Restate every line of the material, word for word.

=====

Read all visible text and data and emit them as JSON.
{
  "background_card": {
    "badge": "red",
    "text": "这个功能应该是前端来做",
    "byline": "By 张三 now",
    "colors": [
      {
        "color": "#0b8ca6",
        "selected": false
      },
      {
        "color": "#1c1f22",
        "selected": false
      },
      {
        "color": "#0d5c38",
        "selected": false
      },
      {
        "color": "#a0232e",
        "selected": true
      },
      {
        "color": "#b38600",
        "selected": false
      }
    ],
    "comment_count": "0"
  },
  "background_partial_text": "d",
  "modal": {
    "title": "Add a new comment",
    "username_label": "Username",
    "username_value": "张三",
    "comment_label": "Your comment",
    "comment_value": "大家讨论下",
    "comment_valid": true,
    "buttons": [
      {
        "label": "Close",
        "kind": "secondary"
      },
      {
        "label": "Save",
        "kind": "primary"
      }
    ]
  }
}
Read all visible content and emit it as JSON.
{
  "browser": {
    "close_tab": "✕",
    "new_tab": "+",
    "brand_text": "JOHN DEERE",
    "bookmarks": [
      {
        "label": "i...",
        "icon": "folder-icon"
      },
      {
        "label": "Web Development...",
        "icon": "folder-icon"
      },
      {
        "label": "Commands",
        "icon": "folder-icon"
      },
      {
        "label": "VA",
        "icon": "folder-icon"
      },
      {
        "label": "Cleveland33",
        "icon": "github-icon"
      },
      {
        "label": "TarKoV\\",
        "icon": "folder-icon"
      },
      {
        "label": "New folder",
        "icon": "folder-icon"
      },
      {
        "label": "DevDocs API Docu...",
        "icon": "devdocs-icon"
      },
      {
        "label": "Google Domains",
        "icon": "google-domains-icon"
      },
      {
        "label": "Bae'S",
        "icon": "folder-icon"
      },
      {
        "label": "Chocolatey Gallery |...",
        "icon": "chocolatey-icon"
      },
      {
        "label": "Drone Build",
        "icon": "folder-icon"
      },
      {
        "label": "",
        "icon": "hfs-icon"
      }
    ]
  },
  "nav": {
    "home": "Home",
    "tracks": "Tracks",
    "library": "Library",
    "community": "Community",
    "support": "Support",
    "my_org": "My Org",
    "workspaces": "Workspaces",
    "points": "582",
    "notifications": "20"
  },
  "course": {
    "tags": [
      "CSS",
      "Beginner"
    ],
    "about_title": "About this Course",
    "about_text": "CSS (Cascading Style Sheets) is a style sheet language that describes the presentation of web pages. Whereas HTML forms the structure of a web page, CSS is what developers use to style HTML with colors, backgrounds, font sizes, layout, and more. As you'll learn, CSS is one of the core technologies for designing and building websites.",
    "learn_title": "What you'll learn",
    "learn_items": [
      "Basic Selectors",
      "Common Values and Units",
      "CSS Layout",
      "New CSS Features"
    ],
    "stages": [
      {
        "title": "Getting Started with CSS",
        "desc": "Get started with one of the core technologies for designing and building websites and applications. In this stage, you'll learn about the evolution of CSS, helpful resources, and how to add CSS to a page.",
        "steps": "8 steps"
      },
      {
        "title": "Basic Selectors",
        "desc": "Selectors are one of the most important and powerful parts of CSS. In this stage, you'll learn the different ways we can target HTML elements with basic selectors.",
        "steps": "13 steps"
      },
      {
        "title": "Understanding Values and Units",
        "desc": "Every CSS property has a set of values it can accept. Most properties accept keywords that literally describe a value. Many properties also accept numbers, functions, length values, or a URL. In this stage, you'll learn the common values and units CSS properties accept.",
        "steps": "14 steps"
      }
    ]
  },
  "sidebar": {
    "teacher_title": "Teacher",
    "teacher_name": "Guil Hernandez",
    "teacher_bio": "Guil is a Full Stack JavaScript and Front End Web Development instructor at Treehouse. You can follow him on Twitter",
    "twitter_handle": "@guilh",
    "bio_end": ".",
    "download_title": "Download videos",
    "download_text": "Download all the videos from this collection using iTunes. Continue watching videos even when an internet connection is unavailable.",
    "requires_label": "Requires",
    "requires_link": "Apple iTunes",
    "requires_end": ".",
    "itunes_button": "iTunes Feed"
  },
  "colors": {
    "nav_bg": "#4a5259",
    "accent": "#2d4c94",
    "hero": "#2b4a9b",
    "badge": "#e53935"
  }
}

=====

Written reply:
Read all visible text and data and emit them as JSON.
{
  "background_card": {
    "badge": "red",
    "text": "这个功能应该是前端来做",
    "byline": "By 张三 now",
    "colors": [
      {
        "color": "#0b8ca6",
        "selected": false
      },
      {
        "color": "#1c1f22",
        "selected": false
      },
      {
        "color": "#0d5c38",
        "selected": false
      },
      {
        "color": "#a0232e",
        "selected": true
      },
      {
        "color": "#b38600",
        "selected": false
      }
    ],
    "comment_count": "0"
  },
  "background_partial_text": "d",
  "modal": {
    "title": "Add a new comment",
    "username_label": "Username",
    "username_value": "张三",
    "comment_label": "Your comment",
    "comment_value": "大家讨论下",
    "comment_valid": true,
    "buttons": [
      {
        "label": "Close",
        "kind": "secondary"
      },
      {
        "label": "Save",
        "kind": "primary"
      }
    ]
  }
}
Read all visible content and emit it as JSON.
{
  "browser": {
    "close_tab": "✕",
    "new_tab": "+",
    "brand_text": "JOHN DEERE",
    "bookmarks": [
      {
        "label": "i...",
        "icon": "folder-icon"
      },
      {
        "label": "Web Development...",
        "icon": "folder-icon"
      },
      {
        "label": "Commands",
        "icon": "folder-icon"
      },
      {
        "label": "VA",
        "icon": "folder-icon"
      },
      {
        "label": "Cleveland33",
        "icon": "github-icon"
      },
      {
        "label": "TarKoV\\",
        "icon": "folder-icon"
      },
      {
        "label": "New folder",
        "icon": "folder-icon"
      },
      {
        "label": "DevDocs API Docu...",
        "icon": "devdocs-icon"
      },
      {
        "label": "Google Domains",
        "icon": "google-domains-icon"
      },
      {
        "label": "Bae'S",
        "icon": "folder-icon"
      },
      {
        "label": "Chocolatey Gallery |...",
        "icon": "chocolatey-icon"
      },
      {
        "label": "Drone Build",
        "icon": "folder-icon"
      },
      {
        "label": "",
        "icon": "hfs-icon"
      }
    ]
  },
  "nav": {
    "home": "Home",
    "tracks": "Tracks",
    "library": "Library",
    "community": "Community",
    "support": "Support",
    "my_org": "My Org",
    "workspaces": "Workspaces",
    "points": "582",
    "notifications": "20"
  },
  "course": {
    "tags": [
      "CSS",
      "Beginner"
    ],
    "about_title": "About this Course",
    "about_text": "CSS (Cascading Style Sheets) is a style sheet language that describes the presentation of web pages. Whereas HTML forms the structure of a web page, CSS is what developers use to style HTML with colors, backgrounds, font sizes, layout, and more. As you'll learn, CSS is one of the core technologies for designing and building websites.",
    "learn_title": "What you'll learn",
    "learn_items": [
      "Basic Selectors",
      "Common Values and Units",
      "CSS Layout",
      "New CSS Features"
    ],
    "stages": [
      {
        "title": "Getting Started with CSS",
        "desc": "Get started with one of the core technologies for designing and building websites and applications. In this stage, you'll learn about the evolution of CSS, helpful resources, and how to add CSS to a page.",
        "steps": "8 steps"
      },
      {
        "title": "Basic Selectors",
        "desc": "Selectors are one of the most important and powerful parts of CSS. In this stage, you'll learn the different ways we can target HTML elements with basic selectors.",
        "steps": "13 steps"
      },
      {
        "title": "Understanding Values and Units",
        "desc": "Every CSS property has a set of values it can accept. Most properties accept keywords that literally describe a value. Many properties also accept numbers, functions, length values, or a URL. In this stage, you'll learn the common values and units CSS properties accept.",
        "steps": "14 steps"
      }
    ]
  },
  "sidebar": {
    "teacher_title": "Teacher",
    "teacher_name": "Guil Hernandez",
    "teacher_bio": "Guil is a Full Stack JavaScript and Front End Web Development instructor at Treehouse. You can follow him on Twitter",
    "twitter_handle": "@guilh",
    "bio_end": ".",
    "download_title": "Download videos",
    "download_text": "Download all the videos from this collection using iTunes. Continue watching videos even when an internet connection is unavailable.",
    "requires_label": "Requires",
    "requires_link": "Apple iTunes",
    "requires_end": ".",
    "itunes_button": "iTunes Feed"
  },
  "colors": {
    "nav_bg": "#4a5259",
    "accent": "#2d4c94",
    "hero": "#2b4a9b",
    "badge": "#e53935"
  }
}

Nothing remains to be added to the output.